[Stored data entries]

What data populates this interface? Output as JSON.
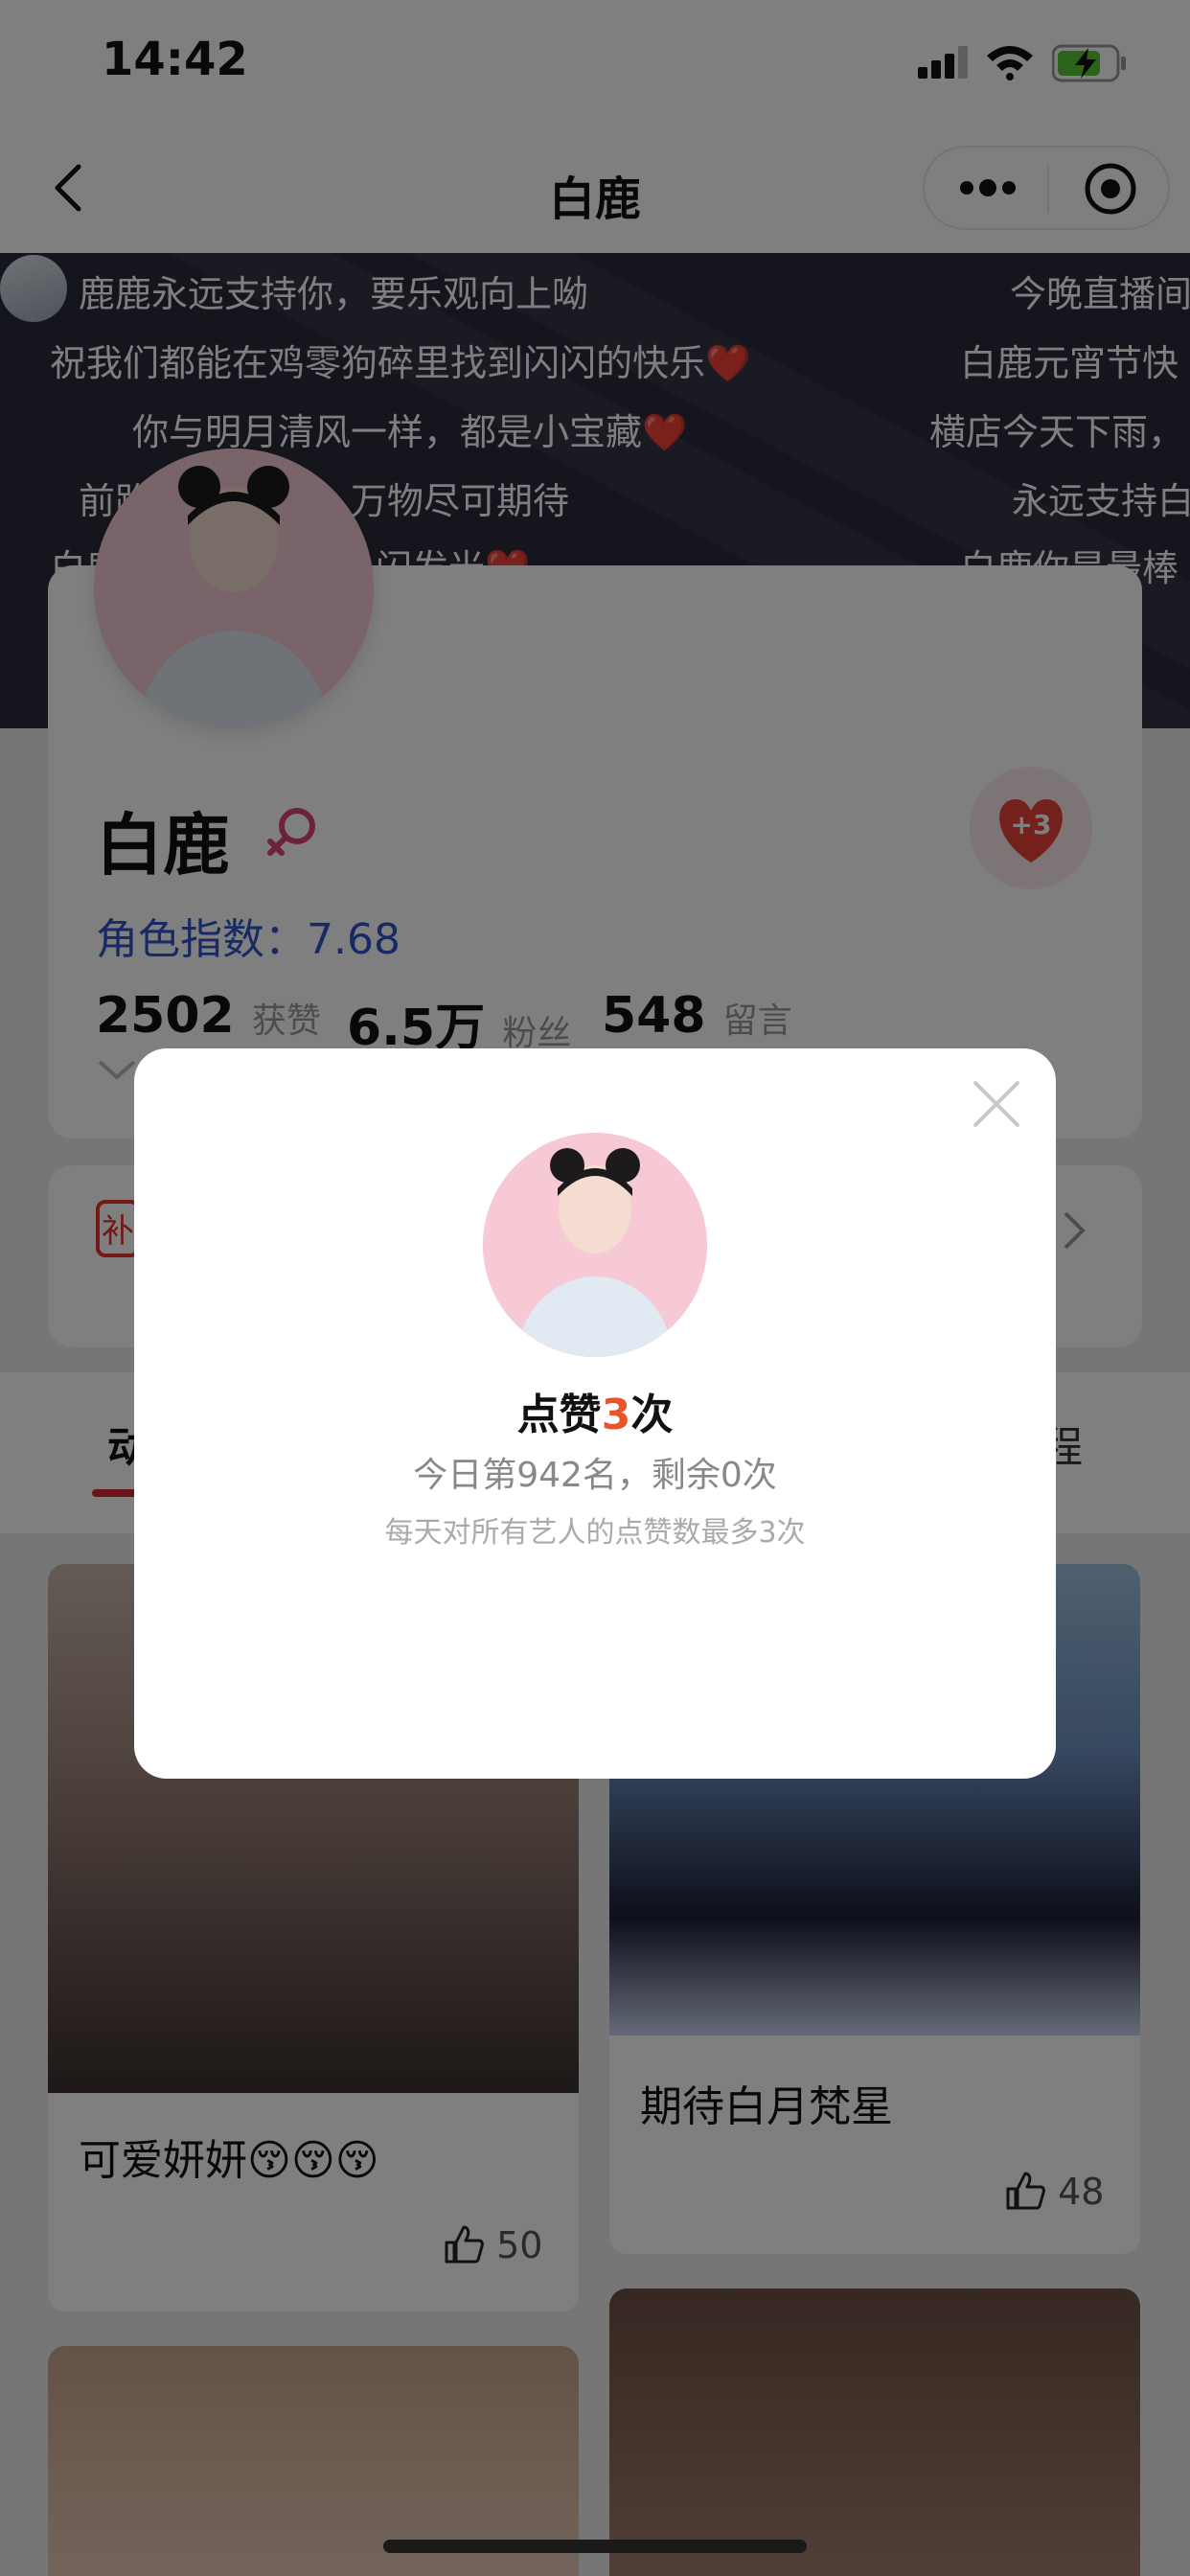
{
  "status_bar": {
    "time": "14:42"
  },
  "nav": {
    "title": "白鹿"
  },
  "danmaku": [
    "鹿鹿永远支持你，要乐观向上呦",
    "今晚直播间",
    "祝我们都能在鸡零狗碎里找到闪闪的快乐❤️",
    "白鹿元宵节快",
    "你与明月清风一样，都是小宝藏❤️",
    "横店今天下雨，",
    "前路",
    "万物尽可期待",
    "永远支持白",
    "白鹿",
    "闪发光❤️",
    "白鹿你是最棒"
  ],
  "profile": {
    "name": "白鹿",
    "heart_badge": "+3",
    "role_index_label": "角色指数：",
    "role_index_value": "7.68",
    "stats": [
      {
        "value": "2502",
        "label": "获赞"
      },
      {
        "value": "6.5万",
        "label": "粉丝"
      },
      {
        "value": "548",
        "label": "留言"
      }
    ]
  },
  "tabs": {
    "first": "动",
    "last": "程"
  },
  "tag_label": "补",
  "feed": [
    {
      "caption": "可爱妍妍😚😚😚",
      "likes": "50"
    },
    {
      "caption": "期待白月梵星",
      "likes": "48"
    }
  ],
  "modal": {
    "title_prefix": "点赞",
    "title_count": "3",
    "title_suffix": "次",
    "rank_text": "今日第942名，剩余0次",
    "note": "每天对所有艺人的点赞数最多3次"
  },
  "colors": {
    "accent_red": "#d8262d",
    "index_blue": "#2f55c8",
    "count_orange": "#e8552b"
  }
}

## [What you are asked to do]
Restate the records word for word, omitting images.

## [Exercise solution]
What data populates this interface? Output as JSON.
{
  "status_bar": {
    "time": "14:42"
  },
  "nav": {
    "title": "白鹿"
  },
  "danmaku": [
    "鹿鹿永远支持你，要乐观向上呦",
    "今晚直播间",
    "祝我们都能在鸡零狗碎里找到闪闪的快乐❤️",
    "白鹿元宵节快",
    "你与明月清风一样，都是小宝藏❤️",
    "横店今天下雨，",
    "前路",
    "万物尽可期待",
    "永远支持白",
    "白鹿",
    "闪发光❤️",
    "白鹿你是最棒"
  ],
  "profile": {
    "name": "白鹿",
    "heart_badge": "+3",
    "role_index_label": "角色指数：",
    "role_index_value": "7.68",
    "stats": [
      {
        "value": "2502",
        "label": "获赞"
      },
      {
        "value": "6.5万",
        "label": "粉丝"
      },
      {
        "value": "548",
        "label": "留言"
      }
    ]
  },
  "tabs": {
    "first": "动",
    "last": "程"
  },
  "tag_label": "补",
  "feed": [
    {
      "caption": "可爱妍妍😚😚😚",
      "likes": "50"
    },
    {
      "caption": "期待白月梵星",
      "likes": "48"
    }
  ],
  "modal": {
    "title_prefix": "点赞",
    "title_count": "3",
    "title_suffix": "次",
    "rank_text": "今日第942名，剩余0次",
    "note": "每天对所有艺人的点赞数最多3次"
  },
  "colors": {
    "accent_red": "#d8262d",
    "index_blue": "#2f55c8",
    "count_orange": "#e8552b"
  }
}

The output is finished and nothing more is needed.